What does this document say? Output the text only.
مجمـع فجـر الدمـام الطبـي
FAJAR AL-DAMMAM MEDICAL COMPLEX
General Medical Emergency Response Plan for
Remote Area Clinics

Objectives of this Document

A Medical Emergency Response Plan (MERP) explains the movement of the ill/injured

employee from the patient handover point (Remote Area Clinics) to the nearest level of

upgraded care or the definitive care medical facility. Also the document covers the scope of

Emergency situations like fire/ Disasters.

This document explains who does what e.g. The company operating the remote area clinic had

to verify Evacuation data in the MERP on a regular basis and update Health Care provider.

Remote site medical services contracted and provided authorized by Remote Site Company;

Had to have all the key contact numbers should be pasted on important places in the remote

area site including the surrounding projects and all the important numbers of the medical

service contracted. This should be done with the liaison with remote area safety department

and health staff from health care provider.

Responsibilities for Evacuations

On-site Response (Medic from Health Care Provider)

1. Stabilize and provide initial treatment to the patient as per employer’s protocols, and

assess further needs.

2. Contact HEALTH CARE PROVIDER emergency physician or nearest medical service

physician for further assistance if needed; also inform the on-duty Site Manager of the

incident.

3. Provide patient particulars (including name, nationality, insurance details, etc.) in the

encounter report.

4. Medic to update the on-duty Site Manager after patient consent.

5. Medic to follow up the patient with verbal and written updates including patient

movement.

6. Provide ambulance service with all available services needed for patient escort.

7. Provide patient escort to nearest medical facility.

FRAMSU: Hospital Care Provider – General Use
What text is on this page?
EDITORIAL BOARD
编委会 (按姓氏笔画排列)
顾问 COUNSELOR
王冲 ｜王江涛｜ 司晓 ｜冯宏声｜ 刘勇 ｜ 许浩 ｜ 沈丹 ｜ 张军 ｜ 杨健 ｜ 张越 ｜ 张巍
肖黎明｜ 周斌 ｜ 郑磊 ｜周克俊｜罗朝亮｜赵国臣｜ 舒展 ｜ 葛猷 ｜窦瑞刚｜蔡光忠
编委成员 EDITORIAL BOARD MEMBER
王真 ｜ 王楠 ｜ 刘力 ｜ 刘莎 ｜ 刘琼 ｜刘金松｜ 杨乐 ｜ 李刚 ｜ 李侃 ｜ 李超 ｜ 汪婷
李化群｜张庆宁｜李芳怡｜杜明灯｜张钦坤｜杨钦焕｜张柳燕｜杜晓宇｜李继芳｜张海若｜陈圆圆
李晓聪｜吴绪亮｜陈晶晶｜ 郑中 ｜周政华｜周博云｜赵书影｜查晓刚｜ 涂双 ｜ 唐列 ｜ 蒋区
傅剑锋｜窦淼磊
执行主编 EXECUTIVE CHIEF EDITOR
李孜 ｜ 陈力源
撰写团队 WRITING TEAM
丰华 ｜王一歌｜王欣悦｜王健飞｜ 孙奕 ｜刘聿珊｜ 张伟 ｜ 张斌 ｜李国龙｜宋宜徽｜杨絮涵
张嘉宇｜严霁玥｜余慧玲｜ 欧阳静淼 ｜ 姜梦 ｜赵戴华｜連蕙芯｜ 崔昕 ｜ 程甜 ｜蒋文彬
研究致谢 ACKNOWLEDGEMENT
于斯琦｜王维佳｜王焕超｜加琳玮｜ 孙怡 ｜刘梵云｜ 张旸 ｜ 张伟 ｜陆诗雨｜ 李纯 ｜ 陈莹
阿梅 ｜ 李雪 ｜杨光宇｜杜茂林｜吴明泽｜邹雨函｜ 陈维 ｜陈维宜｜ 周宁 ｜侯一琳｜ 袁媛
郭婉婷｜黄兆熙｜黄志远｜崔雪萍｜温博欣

DO THIS
Recopy all the lines exactly as they appear.

PROBLEM SOLUTION
What does this document say? Output the text only.
مجمـع فجـر الدمـام الطبـي
FAJAR AL-DAMMAM MEDICAL COMPLEX
General Medical Emergency Response Plan for
Remote Area Clinics

Objectives of this Document

A Medical Emergency Response Plan (MERP) explains the movement of the ill/injured

employee from the patient handover point (Remote Area Clinics) to the nearest level of

upgraded care or the definitive care medical facility. Also the document covers the scope of

Emergency situations like fire/ Disasters.

This document explains who does what e.g. The company operating the remote area clinic had

to verify Evacuation data in the MERP on a regular basis and update Health Care provider.

Remote site medical services contracted and provided authorized by Remote Site Company;

Had to have all the key contact numbers should be pasted on important places in the remote

area site including the surrounding projects and all the important numbers of the medical

service contracted. This should be done with the liaison with remote area safety department

and health staff from health care provider.

Responsibilities for Evacuations

On-site Response (Medic from Health Care Provider)

1. Stabilize and provide initial treatment to the patient as per employer’s protocols, and

assess further needs.

2. Contact HEALTH CARE PROVIDER emergency physician or nearest medical service

physician for further assistance if needed; also inform the on-duty Site Manager of the

incident.

3. Provide patient particulars (including name, nationality, insurance details, etc.) in the

encounter report.

4. Medic to update the on-duty Site Manager after patient consent.

5. Medic to follow up the patient with verbal and written updates including patient

movement.

6. Provide ambulance service with all available services needed for patient escort.

7. Provide patient escort to nearest medical facility.

FRAMSU: Hospital Care Provider – General Use
What text is on this page?
EDITORIAL BOARD
编委会 (按姓氏笔画排列)
顾问 COUNSELOR
王冲 ｜王江涛｜ 司晓 ｜冯宏声｜ 刘勇 ｜ 许浩 ｜ 沈丹 ｜ 张军 ｜ 杨健 ｜ 张越 ｜ 张巍
肖黎明｜ 周斌 ｜ 郑磊 ｜周克俊｜罗朝亮｜赵国臣｜ 舒展 ｜ 葛猷 ｜窦瑞刚｜蔡光忠
编委成员 EDITORIAL BOARD MEMBER
王真 ｜ 王楠 ｜ 刘力 ｜ 刘莎 ｜ 刘琼 ｜刘金松｜ 杨乐 ｜ 李刚 ｜ 李侃 ｜ 李超 ｜ 汪婷
李化群｜张庆宁｜李芳怡｜杜明灯｜张钦坤｜杨钦焕｜张柳燕｜杜晓宇｜李继芳｜张海若｜陈圆圆
李晓聪｜吴绪亮｜陈晶晶｜ 郑中 ｜周政华｜周博云｜赵书影｜查晓刚｜ 涂双 ｜ 唐列 ｜ 蒋区
傅剑锋｜窦淼磊
执行主编 EXECUTIVE CHIEF EDITOR
李孜 ｜ 陈力源
撰写团队 WRITING TEAM
丰华 ｜王一歌｜王欣悦｜王健飞｜ 孙奕 ｜刘聿珊｜ 张伟 ｜ 张斌 ｜李国龙｜宋宜徽｜杨絮涵
张嘉宇｜严霁玥｜余慧玲｜ 欧阳静淼 ｜ 姜梦 ｜赵戴华｜連蕙芯｜ 崔昕 ｜ 程甜 ｜蒋文彬
研究致谢 ACKNOWLEDGEMENT
于斯琦｜王维佳｜王焕超｜加琳玮｜ 孙怡 ｜刘梵云｜ 张旸 ｜ 张伟 ｜陆诗雨｜ 李纯 ｜ 陈莹
阿梅 ｜ 李雪 ｜杨光宇｜杜茂林｜吴明泽｜邹雨函｜ 陈维 ｜陈维宜｜ 周宁 ｜侯一琳｜ 袁媛
郭婉婷｜黄兆熙｜黄志远｜崔雪萍｜温博欣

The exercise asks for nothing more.